──────── MATERIAL SHOWN

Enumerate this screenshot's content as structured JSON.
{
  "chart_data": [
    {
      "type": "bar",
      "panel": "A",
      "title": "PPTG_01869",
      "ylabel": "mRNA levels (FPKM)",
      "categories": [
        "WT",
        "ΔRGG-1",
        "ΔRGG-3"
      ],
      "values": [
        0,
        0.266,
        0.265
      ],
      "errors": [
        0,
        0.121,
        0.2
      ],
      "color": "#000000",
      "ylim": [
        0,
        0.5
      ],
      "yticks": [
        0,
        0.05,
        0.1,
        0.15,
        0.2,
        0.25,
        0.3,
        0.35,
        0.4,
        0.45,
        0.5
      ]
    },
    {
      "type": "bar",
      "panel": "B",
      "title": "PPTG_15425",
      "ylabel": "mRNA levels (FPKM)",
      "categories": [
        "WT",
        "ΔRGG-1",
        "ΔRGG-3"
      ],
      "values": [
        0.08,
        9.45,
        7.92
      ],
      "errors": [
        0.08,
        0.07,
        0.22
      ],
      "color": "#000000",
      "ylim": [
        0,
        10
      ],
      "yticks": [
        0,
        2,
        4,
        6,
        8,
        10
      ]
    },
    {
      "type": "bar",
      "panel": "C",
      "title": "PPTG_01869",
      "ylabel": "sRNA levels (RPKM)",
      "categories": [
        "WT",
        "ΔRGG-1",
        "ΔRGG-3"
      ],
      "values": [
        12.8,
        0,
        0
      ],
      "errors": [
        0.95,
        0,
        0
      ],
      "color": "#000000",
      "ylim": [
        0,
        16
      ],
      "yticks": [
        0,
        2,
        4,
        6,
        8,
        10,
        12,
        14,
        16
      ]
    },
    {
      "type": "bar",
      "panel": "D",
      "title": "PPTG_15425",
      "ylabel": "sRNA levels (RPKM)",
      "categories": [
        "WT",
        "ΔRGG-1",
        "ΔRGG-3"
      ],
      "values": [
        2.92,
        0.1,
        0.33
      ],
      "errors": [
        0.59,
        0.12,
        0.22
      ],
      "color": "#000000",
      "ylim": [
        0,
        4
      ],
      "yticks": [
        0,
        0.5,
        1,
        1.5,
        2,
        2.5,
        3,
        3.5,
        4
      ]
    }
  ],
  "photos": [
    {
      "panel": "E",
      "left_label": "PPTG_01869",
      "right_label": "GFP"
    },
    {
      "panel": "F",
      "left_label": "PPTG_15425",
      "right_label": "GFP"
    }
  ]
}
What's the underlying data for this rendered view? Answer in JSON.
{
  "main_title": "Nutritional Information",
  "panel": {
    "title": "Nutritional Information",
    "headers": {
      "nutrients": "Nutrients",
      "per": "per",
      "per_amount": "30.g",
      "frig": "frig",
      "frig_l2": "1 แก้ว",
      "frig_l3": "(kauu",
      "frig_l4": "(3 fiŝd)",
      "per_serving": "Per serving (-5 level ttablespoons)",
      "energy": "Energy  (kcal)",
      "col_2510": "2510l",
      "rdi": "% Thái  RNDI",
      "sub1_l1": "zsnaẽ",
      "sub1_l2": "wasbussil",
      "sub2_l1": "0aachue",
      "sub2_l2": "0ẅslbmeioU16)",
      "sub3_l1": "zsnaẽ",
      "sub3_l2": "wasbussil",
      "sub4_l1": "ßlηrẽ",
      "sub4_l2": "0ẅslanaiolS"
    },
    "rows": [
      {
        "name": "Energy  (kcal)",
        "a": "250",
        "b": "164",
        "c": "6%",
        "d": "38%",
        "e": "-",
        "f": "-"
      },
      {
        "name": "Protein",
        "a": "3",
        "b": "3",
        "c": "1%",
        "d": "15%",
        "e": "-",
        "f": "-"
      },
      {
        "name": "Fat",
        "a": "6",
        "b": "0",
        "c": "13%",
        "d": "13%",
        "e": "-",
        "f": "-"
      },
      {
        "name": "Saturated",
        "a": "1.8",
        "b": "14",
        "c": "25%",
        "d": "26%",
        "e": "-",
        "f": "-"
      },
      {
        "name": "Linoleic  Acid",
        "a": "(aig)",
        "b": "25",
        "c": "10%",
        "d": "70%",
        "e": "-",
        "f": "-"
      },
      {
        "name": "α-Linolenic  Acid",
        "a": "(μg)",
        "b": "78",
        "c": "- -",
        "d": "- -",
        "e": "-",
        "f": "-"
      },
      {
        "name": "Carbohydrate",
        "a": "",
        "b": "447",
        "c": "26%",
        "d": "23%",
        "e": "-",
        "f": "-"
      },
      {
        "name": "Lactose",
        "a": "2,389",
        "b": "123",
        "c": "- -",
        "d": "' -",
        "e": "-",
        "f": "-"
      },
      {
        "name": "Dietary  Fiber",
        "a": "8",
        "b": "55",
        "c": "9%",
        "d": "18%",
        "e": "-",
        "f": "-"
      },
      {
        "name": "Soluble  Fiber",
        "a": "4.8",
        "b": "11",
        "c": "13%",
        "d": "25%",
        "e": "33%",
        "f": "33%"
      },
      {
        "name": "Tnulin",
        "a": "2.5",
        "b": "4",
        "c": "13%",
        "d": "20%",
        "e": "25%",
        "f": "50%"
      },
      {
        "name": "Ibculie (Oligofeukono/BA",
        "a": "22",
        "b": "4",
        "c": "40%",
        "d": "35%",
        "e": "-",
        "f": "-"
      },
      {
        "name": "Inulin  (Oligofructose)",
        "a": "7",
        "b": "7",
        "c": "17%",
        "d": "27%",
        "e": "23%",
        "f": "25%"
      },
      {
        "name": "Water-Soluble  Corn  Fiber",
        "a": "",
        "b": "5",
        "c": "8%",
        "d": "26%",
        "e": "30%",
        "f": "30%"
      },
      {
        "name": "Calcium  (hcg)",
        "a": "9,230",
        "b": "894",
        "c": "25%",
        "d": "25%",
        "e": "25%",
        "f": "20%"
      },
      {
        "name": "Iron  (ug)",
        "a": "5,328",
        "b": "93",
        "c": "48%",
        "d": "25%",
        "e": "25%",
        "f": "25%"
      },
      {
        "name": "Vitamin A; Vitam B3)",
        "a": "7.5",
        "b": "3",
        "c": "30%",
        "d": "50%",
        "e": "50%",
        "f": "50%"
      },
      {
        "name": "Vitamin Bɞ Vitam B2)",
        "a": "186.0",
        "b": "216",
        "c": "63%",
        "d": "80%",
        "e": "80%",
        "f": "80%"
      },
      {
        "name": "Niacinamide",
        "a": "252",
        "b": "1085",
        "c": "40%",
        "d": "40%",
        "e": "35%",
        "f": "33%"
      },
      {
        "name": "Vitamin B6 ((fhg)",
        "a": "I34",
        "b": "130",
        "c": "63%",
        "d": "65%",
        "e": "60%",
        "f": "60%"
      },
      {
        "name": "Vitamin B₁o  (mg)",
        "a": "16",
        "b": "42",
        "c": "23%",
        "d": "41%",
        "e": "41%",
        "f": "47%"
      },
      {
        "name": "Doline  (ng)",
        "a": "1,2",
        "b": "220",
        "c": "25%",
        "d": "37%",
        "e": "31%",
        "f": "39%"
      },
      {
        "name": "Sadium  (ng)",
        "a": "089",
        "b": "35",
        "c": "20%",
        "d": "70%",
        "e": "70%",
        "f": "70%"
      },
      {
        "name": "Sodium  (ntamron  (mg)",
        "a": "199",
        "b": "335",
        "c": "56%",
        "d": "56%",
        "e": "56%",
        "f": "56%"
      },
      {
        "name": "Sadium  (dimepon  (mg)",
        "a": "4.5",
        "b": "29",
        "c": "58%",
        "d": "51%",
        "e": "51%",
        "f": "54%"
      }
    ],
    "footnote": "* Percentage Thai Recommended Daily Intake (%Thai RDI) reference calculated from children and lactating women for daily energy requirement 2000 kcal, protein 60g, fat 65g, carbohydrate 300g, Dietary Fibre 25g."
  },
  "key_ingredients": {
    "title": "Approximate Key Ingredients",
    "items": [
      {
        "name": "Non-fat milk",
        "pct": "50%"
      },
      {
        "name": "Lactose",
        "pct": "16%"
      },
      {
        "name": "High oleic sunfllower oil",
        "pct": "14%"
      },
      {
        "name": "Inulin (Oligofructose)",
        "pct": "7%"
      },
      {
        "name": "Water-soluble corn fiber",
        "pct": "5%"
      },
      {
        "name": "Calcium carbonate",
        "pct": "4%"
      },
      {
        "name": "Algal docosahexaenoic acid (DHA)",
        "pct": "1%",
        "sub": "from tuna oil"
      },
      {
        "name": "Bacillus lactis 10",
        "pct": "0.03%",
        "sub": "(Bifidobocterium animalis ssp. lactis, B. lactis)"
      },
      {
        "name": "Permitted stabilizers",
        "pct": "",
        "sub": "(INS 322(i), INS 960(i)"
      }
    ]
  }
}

────────────────

REQUIRED ACTION:
Reply with the number of lines in the preceding entries that contain "Water", and no other words.

ANSWER TO THIS TASK:
2